Dataset rows about figures:
-------------------------

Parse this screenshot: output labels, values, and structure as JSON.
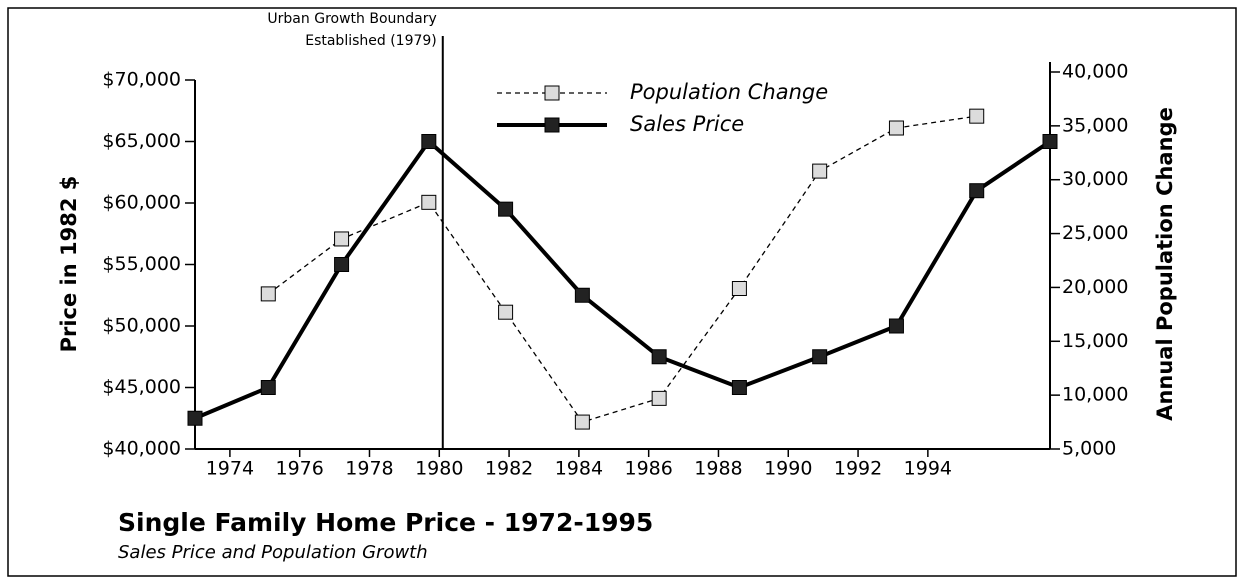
{
  "chart_data": {
    "type": "line",
    "title": "Single Family Home Price - 1972-1995",
    "subtitle": "Sales Price and Population Growth",
    "y_label": "Price in 1982 $",
    "y2_label": "Annual Population Change",
    "annotation": {
      "lines": [
        "Urban Growth Boundary",
        "Established (1979)"
      ],
      "x": 1980.1
    },
    "xlim": [
      1973,
      1997.5
    ],
    "xticks": [
      1974,
      1976,
      1978,
      1980,
      1982,
      1984,
      1986,
      1988,
      1990,
      1992,
      1994
    ],
    "ylim": [
      40000,
      70000
    ],
    "yticks": [
      {
        "value": 40000,
        "label": "$40,000"
      },
      {
        "value": 45000,
        "label": "$45,000"
      },
      {
        "value": 50000,
        "label": "$50,000"
      },
      {
        "value": 55000,
        "label": "$55,000"
      },
      {
        "value": 60000,
        "label": "$60,000"
      },
      {
        "value": 65000,
        "label": "$65,000"
      },
      {
        "value": 70000,
        "label": "$70,000"
      }
    ],
    "y2lim": [
      5000,
      40000
    ],
    "y2ticks": [
      {
        "value": 5000,
        "label": "5,000"
      },
      {
        "value": 10000,
        "label": "10,000"
      },
      {
        "value": 15000,
        "label": "15,000"
      },
      {
        "value": 20000,
        "label": "20,000"
      },
      {
        "value": 25000,
        "label": "25,000"
      },
      {
        "value": 30000,
        "label": "30,000"
      },
      {
        "value": 35000,
        "label": "35,000"
      },
      {
        "value": 40000,
        "label": "40,000"
      }
    ],
    "legend": "top-center",
    "series": [
      {
        "name": "Population Change",
        "color": "#dcdcdc",
        "dashed": true,
        "axis": "y2",
        "x": [
          1975.1,
          1977.2,
          1979.7,
          1981.9,
          1984.1,
          1986.3,
          1988.6,
          1990.9,
          1993.1,
          1995.4
        ],
        "values": [
          19400,
          24500,
          27900,
          17700,
          7500,
          9700,
          19900,
          30800,
          34800,
          35900
        ]
      },
      {
        "name": "Sales Price",
        "color": "#222222",
        "dashed": false,
        "axis": "y",
        "x": [
          1973,
          1975.1,
          1977.2,
          1979.7,
          1981.9,
          1984.1,
          1986.3,
          1988.6,
          1990.9,
          1993.1,
          1995.4,
          1997.5
        ],
        "values": [
          42500,
          45000,
          55000,
          65000,
          59500,
          52500,
          47500,
          45000,
          47500,
          50000,
          61000,
          65000
        ]
      }
    ]
  }
}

-------------------------

_Exercise goal_:
What is needed is an exact reproduction of the data, pictures excluded.

_Answer to this task_:
Parse this screenshot: output labels, values, and structure as JSON.
{
  "chart_data": {
    "type": "line",
    "title": "Single Family Home Price - 1972-1995",
    "subtitle": "Sales Price and Population Growth",
    "y_label": "Price in 1982 $",
    "y2_label": "Annual Population Change",
    "annotation": {
      "lines": [
        "Urban Growth Boundary",
        "Established (1979)"
      ],
      "x": 1980.1
    },
    "xlim": [
      1973,
      1997.5
    ],
    "xticks": [
      1974,
      1976,
      1978,
      1980,
      1982,
      1984,
      1986,
      1988,
      1990,
      1992,
      1994
    ],
    "ylim": [
      40000,
      70000
    ],
    "yticks": [
      {
        "value": 40000,
        "label": "$40,000"
      },
      {
        "value": 45000,
        "label": "$45,000"
      },
      {
        "value": 50000,
        "label": "$50,000"
      },
      {
        "value": 55000,
        "label": "$55,000"
      },
      {
        "value": 60000,
        "label": "$60,000"
      },
      {
        "value": 65000,
        "label": "$65,000"
      },
      {
        "value": 70000,
        "label": "$70,000"
      }
    ],
    "y2lim": [
      5000,
      40000
    ],
    "y2ticks": [
      {
        "value": 5000,
        "label": "5,000"
      },
      {
        "value": 10000,
        "label": "10,000"
      },
      {
        "value": 15000,
        "label": "15,000"
      },
      {
        "value": 20000,
        "label": "20,000"
      },
      {
        "value": 25000,
        "label": "25,000"
      },
      {
        "value": 30000,
        "label": "30,000"
      },
      {
        "value": 35000,
        "label": "35,000"
      },
      {
        "value": 40000,
        "label": "40,000"
      }
    ],
    "legend": "top-center",
    "series": [
      {
        "name": "Population Change",
        "color": "#dcdcdc",
        "dashed": true,
        "axis": "y2",
        "x": [
          1975.1,
          1977.2,
          1979.7,
          1981.9,
          1984.1,
          1986.3,
          1988.6,
          1990.9,
          1993.1,
          1995.4
        ],
        "values": [
          19400,
          24500,
          27900,
          17700,
          7500,
          9700,
          19900,
          30800,
          34800,
          35900
        ]
      },
      {
        "name": "Sales Price",
        "color": "#222222",
        "dashed": false,
        "axis": "y",
        "x": [
          1973,
          1975.1,
          1977.2,
          1979.7,
          1981.9,
          1984.1,
          1986.3,
          1988.6,
          1990.9,
          1993.1,
          1995.4,
          1997.5
        ],
        "values": [
          42500,
          45000,
          55000,
          65000,
          59500,
          52500,
          47500,
          45000,
          47500,
          50000,
          61000,
          65000
        ]
      }
    ]
  }
}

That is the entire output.